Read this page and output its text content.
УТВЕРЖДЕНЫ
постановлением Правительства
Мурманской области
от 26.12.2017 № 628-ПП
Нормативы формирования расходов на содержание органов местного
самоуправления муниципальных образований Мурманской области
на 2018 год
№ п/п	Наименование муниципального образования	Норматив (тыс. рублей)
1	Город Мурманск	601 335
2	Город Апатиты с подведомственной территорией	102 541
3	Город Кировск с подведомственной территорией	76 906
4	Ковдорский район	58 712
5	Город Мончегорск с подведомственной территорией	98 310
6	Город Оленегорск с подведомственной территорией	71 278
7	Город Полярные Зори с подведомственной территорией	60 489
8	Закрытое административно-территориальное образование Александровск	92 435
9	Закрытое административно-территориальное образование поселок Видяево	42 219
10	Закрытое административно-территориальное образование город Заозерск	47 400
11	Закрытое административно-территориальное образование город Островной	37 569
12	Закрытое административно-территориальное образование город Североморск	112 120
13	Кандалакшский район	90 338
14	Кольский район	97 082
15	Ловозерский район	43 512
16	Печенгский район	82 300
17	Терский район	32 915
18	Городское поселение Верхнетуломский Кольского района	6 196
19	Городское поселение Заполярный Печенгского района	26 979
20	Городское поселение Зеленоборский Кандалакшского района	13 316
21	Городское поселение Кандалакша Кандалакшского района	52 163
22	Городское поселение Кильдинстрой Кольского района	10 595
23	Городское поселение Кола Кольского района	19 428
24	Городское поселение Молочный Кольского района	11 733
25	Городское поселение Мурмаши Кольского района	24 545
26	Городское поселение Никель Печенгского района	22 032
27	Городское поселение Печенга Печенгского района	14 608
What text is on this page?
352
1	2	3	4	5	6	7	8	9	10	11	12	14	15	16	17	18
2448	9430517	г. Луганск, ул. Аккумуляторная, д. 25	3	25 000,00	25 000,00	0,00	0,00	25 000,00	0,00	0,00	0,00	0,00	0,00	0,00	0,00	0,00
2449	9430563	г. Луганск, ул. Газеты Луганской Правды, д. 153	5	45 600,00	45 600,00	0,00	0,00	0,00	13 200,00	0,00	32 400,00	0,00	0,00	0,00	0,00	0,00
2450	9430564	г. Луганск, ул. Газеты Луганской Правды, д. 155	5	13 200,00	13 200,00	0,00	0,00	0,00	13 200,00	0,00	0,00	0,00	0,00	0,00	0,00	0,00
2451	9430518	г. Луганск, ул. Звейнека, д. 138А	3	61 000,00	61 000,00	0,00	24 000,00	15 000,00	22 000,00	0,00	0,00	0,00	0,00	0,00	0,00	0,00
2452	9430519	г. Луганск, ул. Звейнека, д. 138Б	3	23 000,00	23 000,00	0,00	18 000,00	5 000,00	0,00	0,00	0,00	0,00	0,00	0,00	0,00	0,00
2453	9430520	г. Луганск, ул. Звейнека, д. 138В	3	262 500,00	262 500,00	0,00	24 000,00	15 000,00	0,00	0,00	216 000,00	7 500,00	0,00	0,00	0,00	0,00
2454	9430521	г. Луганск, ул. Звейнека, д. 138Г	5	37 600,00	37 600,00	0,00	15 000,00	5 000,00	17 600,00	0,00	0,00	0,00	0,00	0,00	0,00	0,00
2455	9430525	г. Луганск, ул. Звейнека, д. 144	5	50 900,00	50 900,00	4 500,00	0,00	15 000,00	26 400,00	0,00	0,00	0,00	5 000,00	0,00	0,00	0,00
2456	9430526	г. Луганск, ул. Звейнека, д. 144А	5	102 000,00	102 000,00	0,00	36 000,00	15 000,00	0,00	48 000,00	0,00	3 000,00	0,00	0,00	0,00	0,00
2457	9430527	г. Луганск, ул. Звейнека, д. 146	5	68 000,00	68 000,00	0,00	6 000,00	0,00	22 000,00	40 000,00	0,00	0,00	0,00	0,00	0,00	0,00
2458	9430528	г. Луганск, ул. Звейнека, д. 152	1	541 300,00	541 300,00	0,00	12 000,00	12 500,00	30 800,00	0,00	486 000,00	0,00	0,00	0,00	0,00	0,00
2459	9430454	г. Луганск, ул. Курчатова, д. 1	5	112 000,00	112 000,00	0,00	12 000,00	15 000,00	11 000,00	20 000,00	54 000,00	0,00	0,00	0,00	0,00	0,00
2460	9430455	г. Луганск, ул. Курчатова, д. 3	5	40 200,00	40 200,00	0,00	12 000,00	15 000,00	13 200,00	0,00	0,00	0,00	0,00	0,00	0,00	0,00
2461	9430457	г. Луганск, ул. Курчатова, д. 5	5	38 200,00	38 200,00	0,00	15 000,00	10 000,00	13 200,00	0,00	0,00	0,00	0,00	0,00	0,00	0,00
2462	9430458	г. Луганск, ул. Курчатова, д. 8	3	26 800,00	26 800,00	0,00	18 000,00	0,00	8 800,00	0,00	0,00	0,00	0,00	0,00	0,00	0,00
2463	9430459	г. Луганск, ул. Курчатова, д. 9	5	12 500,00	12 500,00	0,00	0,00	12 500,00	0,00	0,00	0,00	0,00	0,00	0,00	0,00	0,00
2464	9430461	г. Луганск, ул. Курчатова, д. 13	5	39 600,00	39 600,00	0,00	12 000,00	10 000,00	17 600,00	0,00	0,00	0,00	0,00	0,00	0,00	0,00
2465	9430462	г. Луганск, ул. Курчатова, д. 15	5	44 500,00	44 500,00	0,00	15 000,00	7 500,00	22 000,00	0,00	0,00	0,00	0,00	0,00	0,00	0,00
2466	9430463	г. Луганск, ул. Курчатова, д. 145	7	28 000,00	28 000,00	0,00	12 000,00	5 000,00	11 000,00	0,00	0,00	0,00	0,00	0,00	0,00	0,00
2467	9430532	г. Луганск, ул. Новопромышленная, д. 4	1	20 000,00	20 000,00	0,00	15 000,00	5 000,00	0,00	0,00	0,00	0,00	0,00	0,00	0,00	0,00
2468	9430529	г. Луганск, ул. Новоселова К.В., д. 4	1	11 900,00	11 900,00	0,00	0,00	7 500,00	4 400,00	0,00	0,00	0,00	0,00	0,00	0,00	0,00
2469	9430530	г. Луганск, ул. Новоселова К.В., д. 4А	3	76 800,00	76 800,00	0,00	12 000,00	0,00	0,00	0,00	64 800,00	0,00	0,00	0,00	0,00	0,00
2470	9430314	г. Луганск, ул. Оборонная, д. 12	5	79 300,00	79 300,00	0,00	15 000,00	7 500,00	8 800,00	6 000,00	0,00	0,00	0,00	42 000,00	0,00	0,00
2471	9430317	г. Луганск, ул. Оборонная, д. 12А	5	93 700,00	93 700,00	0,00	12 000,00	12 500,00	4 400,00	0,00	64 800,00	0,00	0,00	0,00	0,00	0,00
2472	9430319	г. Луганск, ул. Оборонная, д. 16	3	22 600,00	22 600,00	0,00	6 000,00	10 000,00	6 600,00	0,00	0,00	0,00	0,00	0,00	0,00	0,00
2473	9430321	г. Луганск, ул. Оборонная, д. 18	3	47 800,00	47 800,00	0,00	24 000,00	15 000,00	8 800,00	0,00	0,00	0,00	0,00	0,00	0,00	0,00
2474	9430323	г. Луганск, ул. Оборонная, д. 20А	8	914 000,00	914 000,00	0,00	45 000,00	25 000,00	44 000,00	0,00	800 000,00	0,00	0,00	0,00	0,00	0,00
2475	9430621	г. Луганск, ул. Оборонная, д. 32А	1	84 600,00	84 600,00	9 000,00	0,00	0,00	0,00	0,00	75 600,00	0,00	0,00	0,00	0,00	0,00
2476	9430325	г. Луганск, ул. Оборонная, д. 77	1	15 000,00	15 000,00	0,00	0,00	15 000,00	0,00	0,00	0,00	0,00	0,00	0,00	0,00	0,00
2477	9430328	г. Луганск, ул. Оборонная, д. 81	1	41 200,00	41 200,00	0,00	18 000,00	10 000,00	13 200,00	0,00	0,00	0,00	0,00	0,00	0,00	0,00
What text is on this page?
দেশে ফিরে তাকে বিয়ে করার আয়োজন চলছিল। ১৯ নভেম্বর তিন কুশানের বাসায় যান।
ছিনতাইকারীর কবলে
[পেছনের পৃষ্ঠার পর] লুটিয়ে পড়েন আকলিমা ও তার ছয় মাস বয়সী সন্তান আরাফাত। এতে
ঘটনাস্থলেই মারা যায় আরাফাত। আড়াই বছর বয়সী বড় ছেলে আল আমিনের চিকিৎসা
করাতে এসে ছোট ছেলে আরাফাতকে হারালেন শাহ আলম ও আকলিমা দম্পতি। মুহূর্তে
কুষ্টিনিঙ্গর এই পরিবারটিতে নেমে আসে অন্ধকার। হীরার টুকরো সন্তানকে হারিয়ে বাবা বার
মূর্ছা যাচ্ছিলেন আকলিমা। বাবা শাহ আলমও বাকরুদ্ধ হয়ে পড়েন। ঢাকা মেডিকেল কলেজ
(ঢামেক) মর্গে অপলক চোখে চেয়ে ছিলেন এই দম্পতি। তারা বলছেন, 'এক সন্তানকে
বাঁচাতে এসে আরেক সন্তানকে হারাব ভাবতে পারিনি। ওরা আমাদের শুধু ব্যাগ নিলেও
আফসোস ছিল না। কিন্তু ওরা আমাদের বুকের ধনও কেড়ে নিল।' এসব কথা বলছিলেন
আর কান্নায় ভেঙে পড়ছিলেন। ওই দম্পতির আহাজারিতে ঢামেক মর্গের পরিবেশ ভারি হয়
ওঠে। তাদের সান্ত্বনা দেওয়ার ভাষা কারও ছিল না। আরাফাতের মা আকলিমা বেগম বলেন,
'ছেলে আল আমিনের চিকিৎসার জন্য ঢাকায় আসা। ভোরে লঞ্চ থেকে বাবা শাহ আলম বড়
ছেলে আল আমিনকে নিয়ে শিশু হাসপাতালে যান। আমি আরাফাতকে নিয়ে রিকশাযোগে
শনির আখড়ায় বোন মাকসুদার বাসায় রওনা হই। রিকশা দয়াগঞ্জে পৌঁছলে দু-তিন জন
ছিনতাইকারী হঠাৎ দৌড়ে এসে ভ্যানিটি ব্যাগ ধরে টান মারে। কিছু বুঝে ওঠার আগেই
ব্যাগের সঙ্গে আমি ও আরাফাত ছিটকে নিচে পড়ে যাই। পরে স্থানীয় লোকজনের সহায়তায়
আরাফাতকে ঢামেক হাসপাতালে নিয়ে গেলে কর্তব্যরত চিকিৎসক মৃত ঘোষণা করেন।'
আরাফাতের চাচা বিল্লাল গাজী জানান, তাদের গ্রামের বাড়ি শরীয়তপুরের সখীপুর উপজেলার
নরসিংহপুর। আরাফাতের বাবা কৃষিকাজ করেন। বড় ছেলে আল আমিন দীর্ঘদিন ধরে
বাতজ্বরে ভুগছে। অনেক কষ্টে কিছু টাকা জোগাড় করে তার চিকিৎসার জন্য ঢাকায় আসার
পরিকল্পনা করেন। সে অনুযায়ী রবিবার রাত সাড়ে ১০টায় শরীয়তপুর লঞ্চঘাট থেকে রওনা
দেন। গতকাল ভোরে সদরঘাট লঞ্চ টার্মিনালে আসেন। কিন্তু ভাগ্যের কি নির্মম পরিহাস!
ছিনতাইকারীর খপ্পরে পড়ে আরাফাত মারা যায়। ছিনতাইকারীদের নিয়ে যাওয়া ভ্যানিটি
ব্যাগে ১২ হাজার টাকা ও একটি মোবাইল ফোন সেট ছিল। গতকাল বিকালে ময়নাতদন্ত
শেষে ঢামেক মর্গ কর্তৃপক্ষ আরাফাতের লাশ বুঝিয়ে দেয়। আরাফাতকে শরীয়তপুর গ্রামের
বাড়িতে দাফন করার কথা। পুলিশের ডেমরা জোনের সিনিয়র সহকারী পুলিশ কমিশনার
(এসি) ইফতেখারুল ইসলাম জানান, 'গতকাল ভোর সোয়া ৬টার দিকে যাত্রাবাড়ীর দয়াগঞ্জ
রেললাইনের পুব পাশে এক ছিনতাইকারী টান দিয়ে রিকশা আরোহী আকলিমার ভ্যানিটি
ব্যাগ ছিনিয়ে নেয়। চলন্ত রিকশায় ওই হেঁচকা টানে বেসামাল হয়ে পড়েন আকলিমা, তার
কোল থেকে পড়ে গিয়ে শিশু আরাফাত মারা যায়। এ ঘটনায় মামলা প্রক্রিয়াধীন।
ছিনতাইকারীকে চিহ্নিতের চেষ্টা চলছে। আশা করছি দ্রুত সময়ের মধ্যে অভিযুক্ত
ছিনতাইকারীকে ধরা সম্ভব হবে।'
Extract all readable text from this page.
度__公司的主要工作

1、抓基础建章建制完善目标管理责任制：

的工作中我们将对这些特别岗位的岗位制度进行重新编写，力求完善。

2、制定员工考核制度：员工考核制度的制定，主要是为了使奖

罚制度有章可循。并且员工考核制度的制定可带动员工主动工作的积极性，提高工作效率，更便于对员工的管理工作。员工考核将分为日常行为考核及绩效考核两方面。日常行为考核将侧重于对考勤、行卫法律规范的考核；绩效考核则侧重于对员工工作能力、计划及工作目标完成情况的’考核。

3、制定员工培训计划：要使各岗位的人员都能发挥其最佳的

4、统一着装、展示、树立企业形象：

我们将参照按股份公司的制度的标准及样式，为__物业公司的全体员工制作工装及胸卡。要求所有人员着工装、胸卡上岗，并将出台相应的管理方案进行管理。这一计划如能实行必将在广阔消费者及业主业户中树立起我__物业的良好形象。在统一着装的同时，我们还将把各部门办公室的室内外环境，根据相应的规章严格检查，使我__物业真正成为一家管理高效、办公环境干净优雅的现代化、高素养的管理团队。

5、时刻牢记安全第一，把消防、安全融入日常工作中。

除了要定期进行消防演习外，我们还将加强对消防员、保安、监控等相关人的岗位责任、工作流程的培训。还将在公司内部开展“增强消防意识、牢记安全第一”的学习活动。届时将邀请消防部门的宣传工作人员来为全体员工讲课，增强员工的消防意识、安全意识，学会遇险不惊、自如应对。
----
> [Job]:
Out of the material above, select every line that holds the string "Правды".

> [Full answer]:
2449	9430563	г. Луганск, ул. Газеты Луганской Правды, д. 153	5	45 600,00	45 600,00	0,00	0,00	0,00	13 200,00	0,00	32 400,00	0,00	0,00	0,00	0,00	0,00
2450	9430564	г. Луганск, ул. Газеты Луганской Правды, д. 155	5	13 200,00	13 200,00	0,00	0,00	0,00	13 200,00	0,00	0,00	0,00	0,00	0,00	0,00	0,00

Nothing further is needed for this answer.